[Data excerpts]
= = = = =

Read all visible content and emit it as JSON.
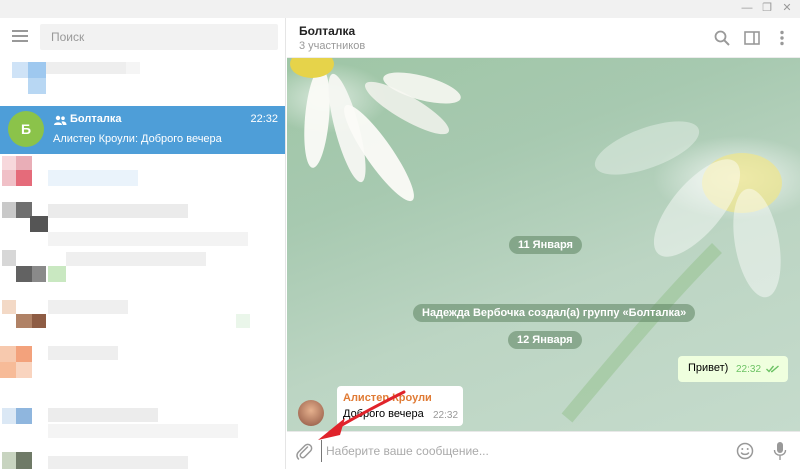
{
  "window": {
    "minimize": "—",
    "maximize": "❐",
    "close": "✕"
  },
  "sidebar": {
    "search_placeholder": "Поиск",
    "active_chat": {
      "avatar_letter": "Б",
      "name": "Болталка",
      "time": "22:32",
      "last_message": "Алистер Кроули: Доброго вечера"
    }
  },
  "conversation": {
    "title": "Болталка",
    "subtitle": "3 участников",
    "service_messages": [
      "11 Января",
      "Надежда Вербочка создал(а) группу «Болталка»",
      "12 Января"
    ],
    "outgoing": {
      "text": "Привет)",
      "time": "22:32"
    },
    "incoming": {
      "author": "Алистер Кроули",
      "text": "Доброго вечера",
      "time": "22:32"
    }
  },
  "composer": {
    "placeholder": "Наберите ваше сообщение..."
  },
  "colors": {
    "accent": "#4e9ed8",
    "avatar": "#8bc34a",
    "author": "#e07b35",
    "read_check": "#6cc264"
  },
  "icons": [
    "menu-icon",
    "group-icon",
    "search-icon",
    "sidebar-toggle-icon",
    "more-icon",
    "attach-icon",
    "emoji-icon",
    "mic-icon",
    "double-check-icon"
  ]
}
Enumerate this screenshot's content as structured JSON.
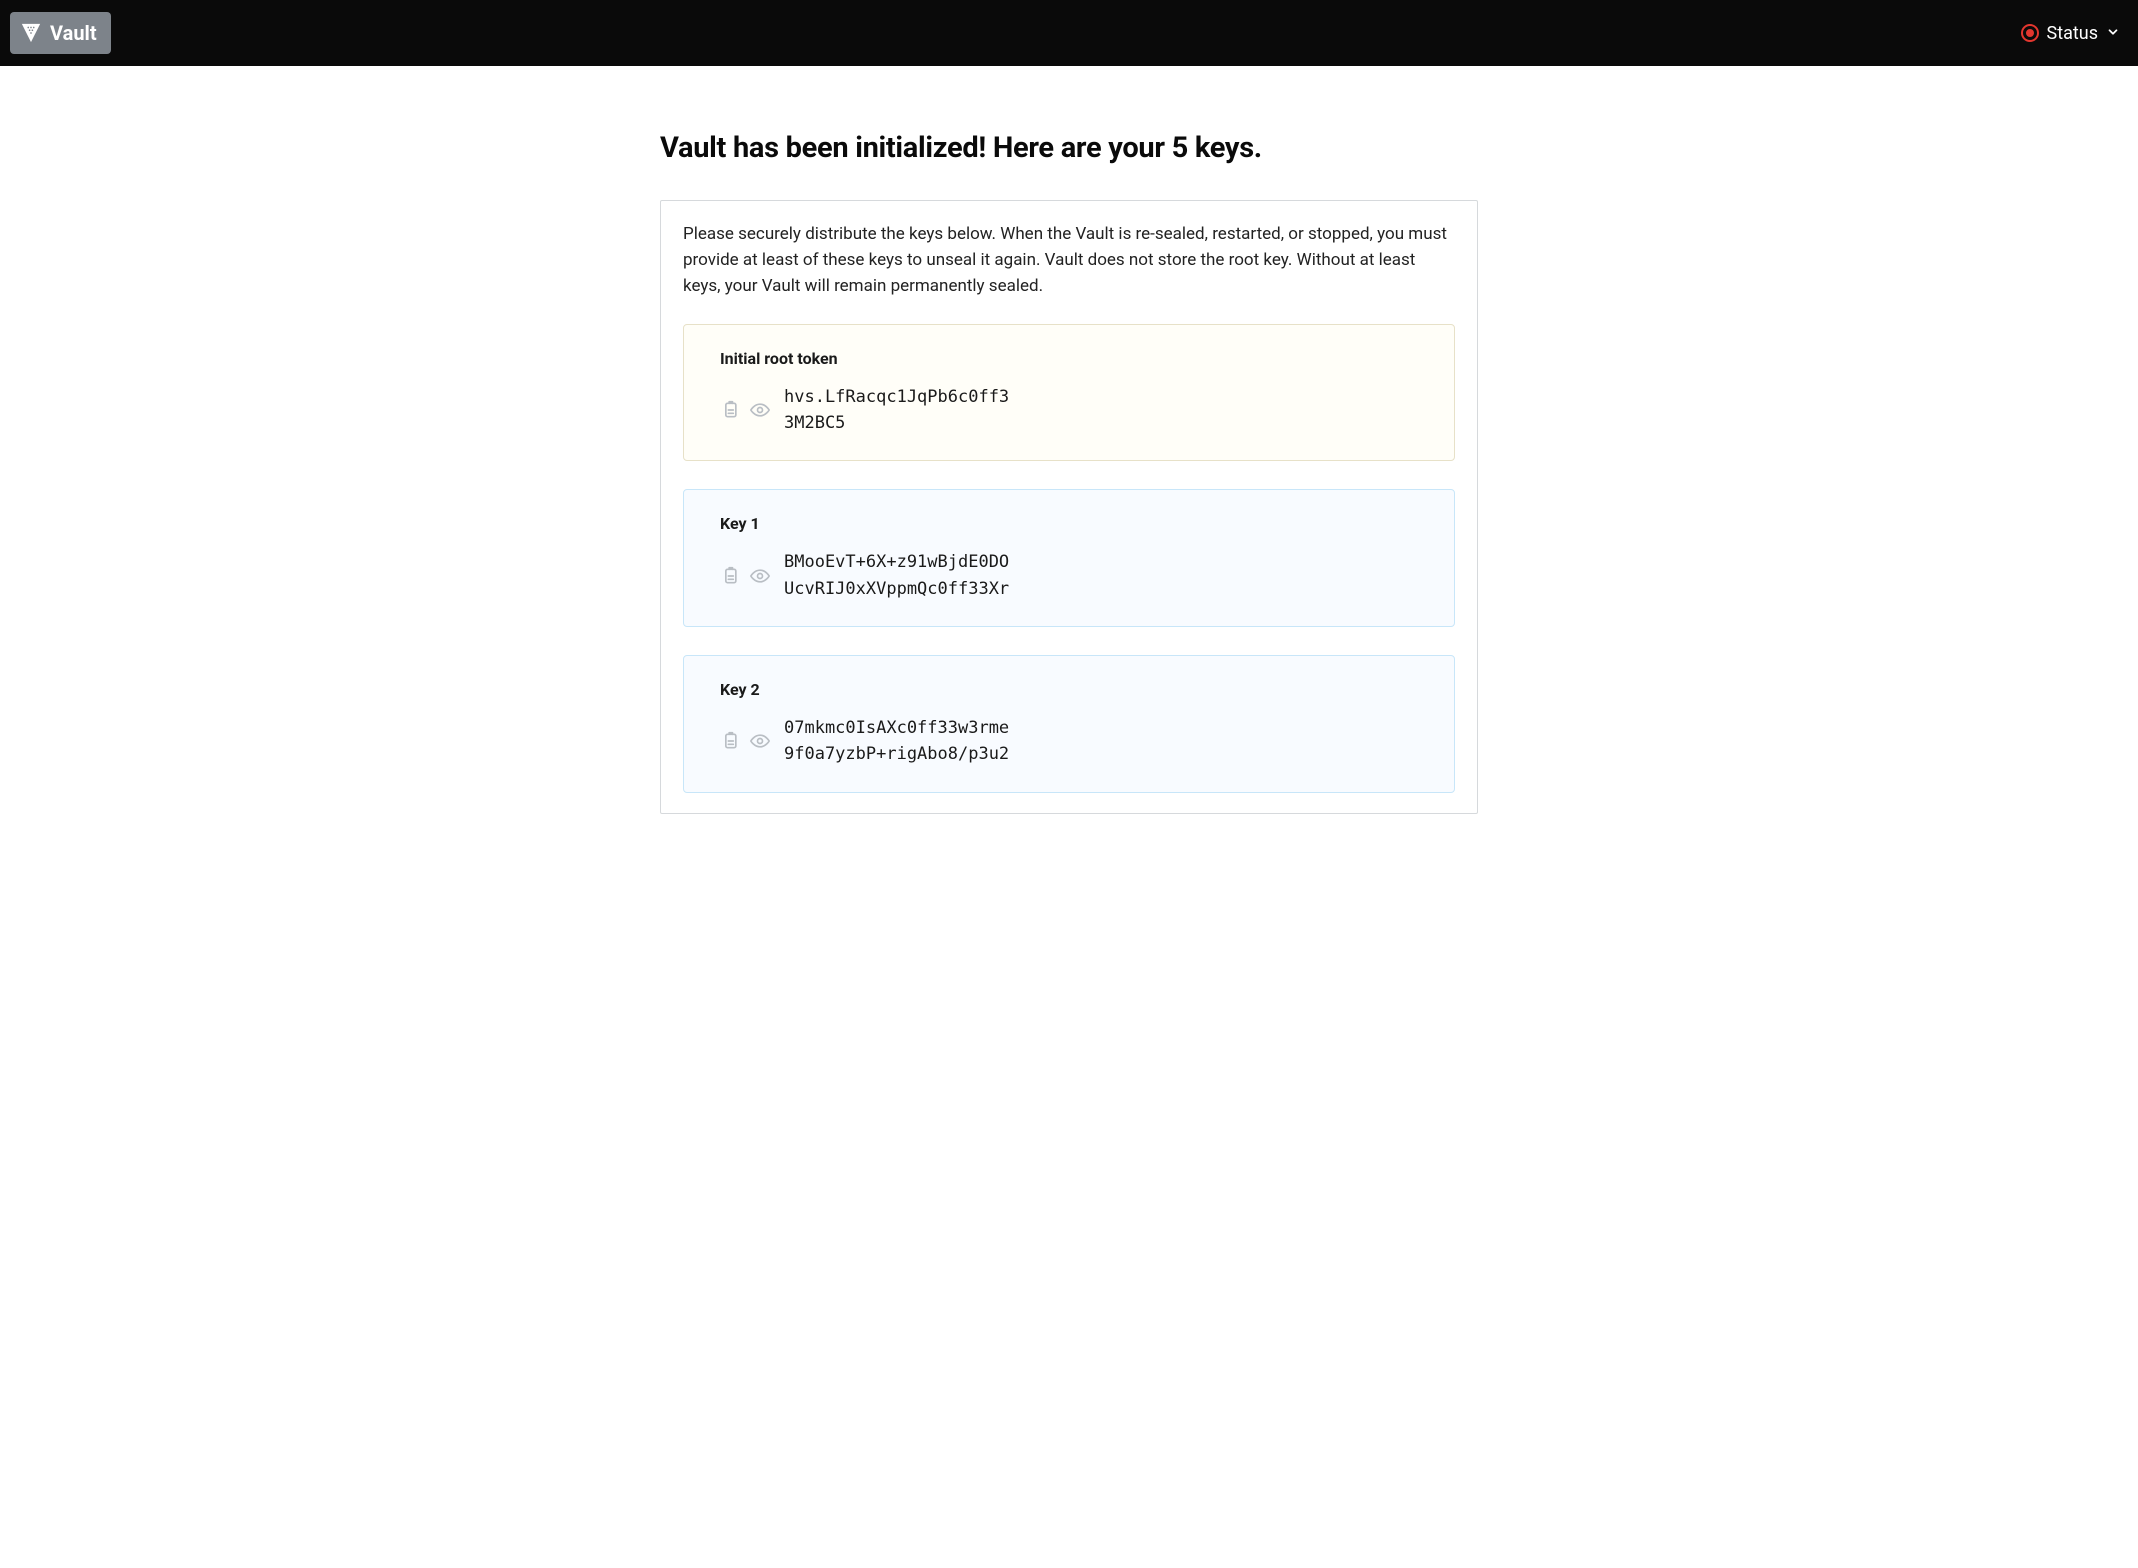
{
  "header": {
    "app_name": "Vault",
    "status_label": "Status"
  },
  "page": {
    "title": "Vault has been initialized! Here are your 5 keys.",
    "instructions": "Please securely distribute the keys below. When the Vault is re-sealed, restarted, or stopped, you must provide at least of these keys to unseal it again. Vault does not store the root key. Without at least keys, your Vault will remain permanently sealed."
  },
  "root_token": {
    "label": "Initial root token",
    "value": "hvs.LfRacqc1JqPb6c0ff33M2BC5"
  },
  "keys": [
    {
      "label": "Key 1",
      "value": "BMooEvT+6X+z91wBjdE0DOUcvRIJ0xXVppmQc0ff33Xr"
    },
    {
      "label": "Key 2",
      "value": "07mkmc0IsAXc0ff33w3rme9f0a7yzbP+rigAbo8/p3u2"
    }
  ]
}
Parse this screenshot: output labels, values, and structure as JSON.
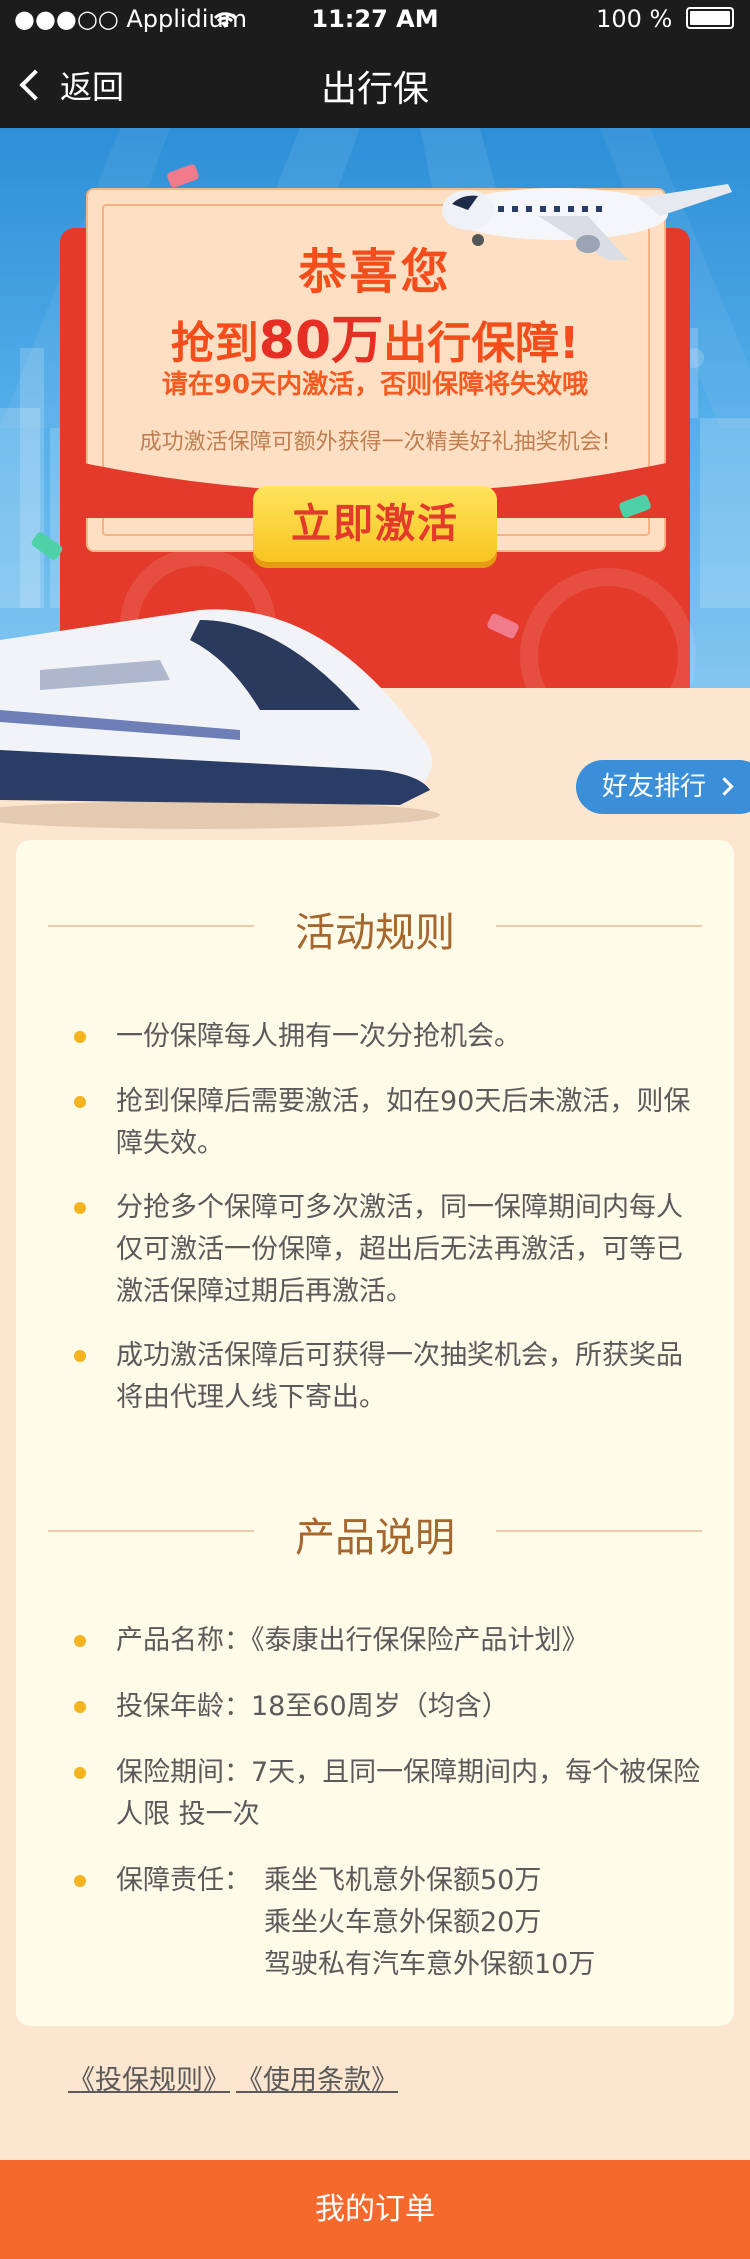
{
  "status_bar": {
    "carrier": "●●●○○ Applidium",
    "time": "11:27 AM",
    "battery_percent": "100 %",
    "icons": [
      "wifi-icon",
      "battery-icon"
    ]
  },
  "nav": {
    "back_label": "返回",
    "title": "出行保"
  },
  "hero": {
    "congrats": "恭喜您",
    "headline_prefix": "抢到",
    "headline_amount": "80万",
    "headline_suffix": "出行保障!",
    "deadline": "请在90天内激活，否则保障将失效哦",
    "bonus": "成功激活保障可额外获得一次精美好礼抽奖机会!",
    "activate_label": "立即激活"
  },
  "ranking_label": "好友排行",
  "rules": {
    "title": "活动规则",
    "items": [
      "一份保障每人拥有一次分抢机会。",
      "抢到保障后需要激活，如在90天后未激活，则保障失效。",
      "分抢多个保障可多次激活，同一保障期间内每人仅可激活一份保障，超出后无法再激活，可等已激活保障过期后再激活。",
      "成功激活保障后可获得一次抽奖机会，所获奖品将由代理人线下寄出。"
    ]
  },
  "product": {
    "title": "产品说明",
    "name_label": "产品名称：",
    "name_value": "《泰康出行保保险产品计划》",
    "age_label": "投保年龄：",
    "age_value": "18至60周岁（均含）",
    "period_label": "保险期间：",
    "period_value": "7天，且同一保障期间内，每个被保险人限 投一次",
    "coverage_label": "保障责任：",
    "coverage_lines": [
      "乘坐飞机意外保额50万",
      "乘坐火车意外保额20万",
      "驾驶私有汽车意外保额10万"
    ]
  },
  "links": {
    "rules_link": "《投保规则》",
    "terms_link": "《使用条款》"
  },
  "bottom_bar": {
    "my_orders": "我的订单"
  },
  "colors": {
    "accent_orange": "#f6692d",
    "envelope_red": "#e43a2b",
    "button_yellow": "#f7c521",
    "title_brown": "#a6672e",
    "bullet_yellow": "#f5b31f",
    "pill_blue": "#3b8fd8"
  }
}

= = = = =

Instruction:
The records above must be transcribed exactly. Pictures are left out of the copy.

Full output:
Read all visible content and emit it as JSON.
{
  "window": {
    "minimize": "—",
    "maximize": "❐",
    "close": "✕"
  },
  "sidebar": {
    "search_placeholder": "Поиск",
    "active_chat": {
      "avatar_letter": "Б",
      "name": "Болталка",
      "time": "22:32",
      "last_message": "Алистер Кроули: Доброго вечера"
    }
  },
  "conversation": {
    "title": "Болталка",
    "subtitle": "3 участников",
    "service_messages": [
      "11 Января",
      "Надежда Вербочка создал(а) группу «Болталка»",
      "12 Января"
    ],
    "outgoing": {
      "text": "Привет)",
      "time": "22:32"
    },
    "incoming": {
      "author": "Алистер Кроули",
      "text": "Доброго вечера",
      "time": "22:32"
    }
  },
  "composer": {
    "placeholder": "Наберите ваше сообщение..."
  },
  "colors": {
    "accent": "#4e9ed8",
    "avatar": "#8bc34a",
    "author": "#e07b35",
    "read_check": "#6cc264"
  },
  "icons": [
    "menu-icon",
    "group-icon",
    "search-icon",
    "sidebar-toggle-icon",
    "more-icon",
    "attach-icon",
    "emoji-icon",
    "mic-icon",
    "double-check-icon"
  ]
}
Enumerate this screenshot's content as structured JSON.
{
  "header": {
    "app_name": "Vault",
    "status_label": "Status"
  },
  "page": {
    "title": "Vault has been initialized! Here are your 5 keys.",
    "instructions": "Please securely distribute the keys below. When the Vault is re-sealed, restarted, or stopped, you must provide at least of these keys to unseal it again. Vault does not store the root key. Without at least keys, your Vault will remain permanently sealed."
  },
  "root_token": {
    "label": "Initial root token",
    "value": "hvs.LfRacqc1JqPb6c0ff33M2BC5"
  },
  "keys": [
    {
      "label": "Key 1",
      "value": "BMooEvT+6X+z91wBjdE0DOUcvRIJ0xXVppmQc0ff33Xr"
    },
    {
      "label": "Key 2",
      "value": "07mkmc0IsAXc0ff33w3rme9f0a7yzbP+rigAbo8/p3u2"
    }
  ]
}
Parse this screenshot: output labels, values, and structure as JSON.
{
  "status_bar": {
    "carrier": "●●●○○ Applidium",
    "time": "11:27 AM",
    "battery_percent": "100 %",
    "icons": [
      "wifi-icon",
      "battery-icon"
    ]
  },
  "nav": {
    "back_label": "返回",
    "title": "出行保"
  },
  "hero": {
    "congrats": "恭喜您",
    "headline_prefix": "抢到",
    "headline_amount": "80万",
    "headline_suffix": "出行保障!",
    "deadline": "请在90天内激活，否则保障将失效哦",
    "bonus": "成功激活保障可额外获得一次精美好礼抽奖机会!",
    "activate_label": "立即激活"
  },
  "ranking_label": "好友排行",
  "rules": {
    "title": "活动规则",
    "items": [
      "一份保障每人拥有一次分抢机会。",
      "抢到保障后需要激活，如在90天后未激活，则保障失效。",
      "分抢多个保障可多次激活，同一保障期间内每人仅可激活一份保障，超出后无法再激活，可等已激活保障过期后再激活。",
      "成功激活保障后可获得一次抽奖机会，所获奖品将由代理人线下寄出。"
    ]
  },
  "product": {
    "title": "产品说明",
    "name_label": "产品名称：",
    "name_value": "《泰康出行保保险产品计划》",
    "age_label": "投保年龄：",
    "age_value": "18至60周岁（均含）",
    "period_label": "保险期间：",
    "period_value": "7天，且同一保障期间内，每个被保险人限 投一次",
    "coverage_label": "保障责任：",
    "coverage_lines": [
      "乘坐飞机意外保额50万",
      "乘坐火车意外保额20万",
      "驾驶私有汽车意外保额10万"
    ]
  },
  "links": {
    "rules_link": "《投保规则》",
    "terms_link": "《使用条款》"
  },
  "bottom_bar": {
    "my_orders": "我的订单"
  },
  "colors": {
    "accent_orange": "#f6692d",
    "envelope_red": "#e43a2b",
    "button_yellow": "#f7c521",
    "title_brown": "#a6672e",
    "bullet_yellow": "#f5b31f",
    "pill_blue": "#3b8fd8"
  }
}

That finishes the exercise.